### [WORK TO BE COMPLETED]
List all lines in the material below that contain "color".

### [DATA SUPPLIED]
·····

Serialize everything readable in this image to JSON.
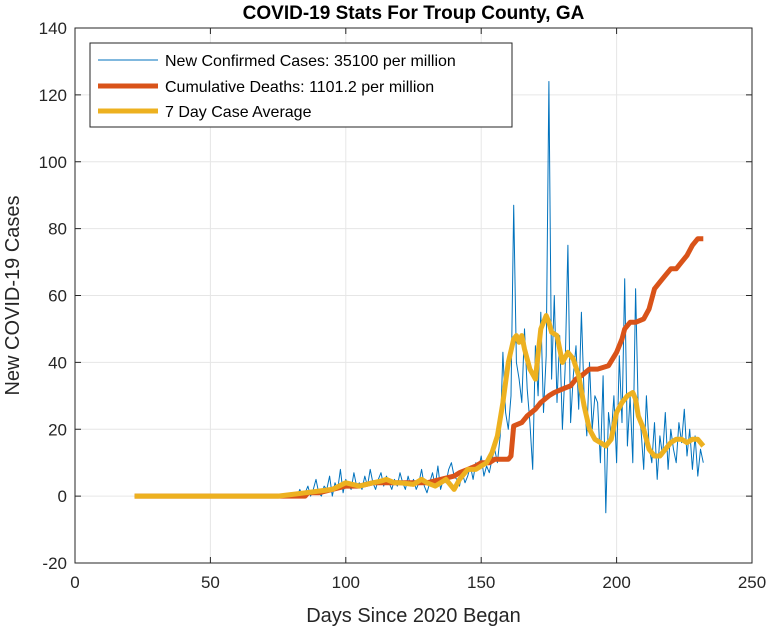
{
  "chart_data": {
    "type": "line",
    "title": "COVID-19 Stats For Troup County, GA",
    "xlabel": "Days Since 2020 Began",
    "ylabel": "New COVID-19 Cases",
    "xlim": [
      0,
      250
    ],
    "ylim": [
      -20,
      140
    ],
    "xticks": [
      0,
      50,
      100,
      150,
      200,
      250
    ],
    "yticks": [
      -20,
      0,
      20,
      40,
      60,
      80,
      100,
      120,
      140
    ],
    "grid": true,
    "legend_position": "top-left",
    "series": [
      {
        "name": "New Confirmed Cases: 35100 per million",
        "color": "#0072BD",
        "line_width": "thin",
        "x": [
          22,
          40,
          60,
          75,
          80,
          81,
          82,
          83,
          84,
          85,
          86,
          87,
          88,
          89,
          90,
          91,
          92,
          93,
          94,
          95,
          96,
          97,
          98,
          99,
          100,
          101,
          102,
          103,
          104,
          105,
          106,
          107,
          108,
          109,
          110,
          111,
          112,
          113,
          114,
          115,
          116,
          117,
          118,
          119,
          120,
          121,
          122,
          123,
          124,
          125,
          126,
          127,
          128,
          129,
          130,
          131,
          132,
          133,
          134,
          135,
          136,
          137,
          138,
          139,
          140,
          141,
          142,
          143,
          144,
          145,
          146,
          147,
          148,
          149,
          150,
          151,
          152,
          153,
          154,
          155,
          156,
          157,
          158,
          159,
          160,
          161,
          162,
          163,
          164,
          165,
          166,
          167,
          168,
          169,
          170,
          171,
          172,
          173,
          174,
          175,
          176,
          177,
          178,
          179,
          180,
          181,
          182,
          183,
          184,
          185,
          186,
          187,
          188,
          189,
          190,
          191,
          192,
          193,
          194,
          195,
          196,
          197,
          198,
          199,
          200,
          201,
          202,
          203,
          204,
          205,
          206,
          207,
          208,
          209,
          210,
          211,
          212,
          213,
          214,
          215,
          216,
          217,
          218,
          219,
          220,
          221,
          222,
          223,
          224,
          225,
          226,
          227,
          228,
          229,
          230,
          231,
          232
        ],
        "y": [
          0,
          0,
          0,
          0,
          0,
          1,
          0,
          2,
          0,
          1,
          3,
          0,
          2,
          5,
          1,
          0,
          3,
          2,
          6,
          0,
          4,
          2,
          8,
          1,
          5,
          3,
          2,
          7,
          3,
          4,
          2,
          6,
          3,
          8,
          4,
          2,
          5,
          7,
          3,
          6,
          4,
          2,
          5,
          3,
          7,
          4,
          2,
          6,
          3,
          5,
          2,
          4,
          8,
          3,
          1,
          4,
          7,
          3,
          9,
          2,
          5,
          4,
          8,
          10,
          6,
          5,
          3,
          7,
          4,
          6,
          9,
          5,
          10,
          8,
          12,
          6,
          9,
          7,
          11,
          14,
          10,
          18,
          43,
          25,
          20,
          30,
          87,
          40,
          35,
          28,
          50,
          32,
          22,
          8,
          45,
          30,
          55,
          25,
          42,
          124,
          35,
          60,
          28,
          48,
          20,
          38,
          75,
          22,
          36,
          45,
          26,
          55,
          30,
          18,
          40,
          20,
          30,
          28,
          10,
          36,
          -5,
          25,
          18,
          30,
          10,
          42,
          22,
          65,
          15,
          30,
          10,
          62,
          25,
          20,
          8,
          30,
          15,
          10,
          22,
          5,
          18,
          12,
          25,
          8,
          20,
          14,
          10,
          22,
          16,
          26,
          12,
          20,
          8,
          18,
          6,
          14,
          10
        ]
      },
      {
        "name": "Cumulative Deaths: 1101.2 per million",
        "color": "#D95319",
        "line_width": "thick",
        "x": [
          22,
          75,
          80,
          85,
          86,
          90,
          95,
          100,
          105,
          110,
          115,
          120,
          125,
          130,
          135,
          140,
          142,
          145,
          148,
          150,
          153,
          155,
          160,
          161,
          162,
          165,
          167,
          170,
          172,
          175,
          177,
          180,
          183,
          185,
          187,
          190,
          193,
          197,
          200,
          202,
          203,
          205,
          207,
          210,
          212,
          214,
          216,
          218,
          220,
          222,
          224,
          226,
          228,
          230,
          232
        ],
        "y": [
          0,
          0,
          0,
          0,
          1,
          1,
          2,
          3,
          3,
          4,
          4,
          4,
          4,
          4,
          5,
          6,
          7,
          8,
          9,
          10,
          10,
          11,
          11,
          12,
          21,
          22,
          24,
          26,
          28,
          30,
          31,
          32,
          33,
          35,
          36,
          38,
          38,
          39,
          43,
          47,
          50,
          52,
          52,
          53,
          56,
          62,
          64,
          66,
          68,
          68,
          70,
          72,
          75,
          77,
          77
        ]
      },
      {
        "name": "7 Day Case Average",
        "color": "#EDB120",
        "line_width": "thick",
        "x": [
          22,
          40,
          60,
          75,
          80,
          85,
          90,
          95,
          100,
          105,
          110,
          113,
          115,
          118,
          120,
          125,
          128,
          130,
          133,
          135,
          137,
          139,
          140,
          142,
          145,
          148,
          150,
          152,
          154,
          156,
          158,
          160,
          162,
          163,
          164,
          165,
          166,
          168,
          170,
          172,
          174,
          175,
          176,
          178,
          180,
          182,
          184,
          186,
          188,
          190,
          192,
          194,
          196,
          198,
          200,
          202,
          204,
          206,
          207,
          208,
          210,
          212,
          214,
          216,
          218,
          220,
          222,
          224,
          226,
          228,
          230,
          232
        ],
        "y": [
          0,
          0,
          0,
          0,
          0.5,
          1,
          1.5,
          2,
          4,
          3,
          4,
          4.5,
          5,
          4,
          4,
          3.5,
          5,
          4,
          3,
          4,
          5,
          3,
          2,
          5,
          8,
          8,
          9,
          10,
          13,
          18,
          28,
          40,
          47,
          48,
          46,
          48,
          44,
          38,
          35,
          50,
          54,
          52,
          49,
          48,
          40,
          43,
          41,
          36,
          27,
          20,
          17,
          16,
          15,
          17,
          25,
          28,
          30,
          31,
          29,
          24,
          20,
          14,
          12,
          12,
          14,
          16,
          17,
          17,
          16,
          17,
          17,
          15
        ]
      }
    ]
  }
}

·····

### [TASK ANSWER]
        "color": "#0072BD",
        "color": "#D95319",
        "color": "#EDB120",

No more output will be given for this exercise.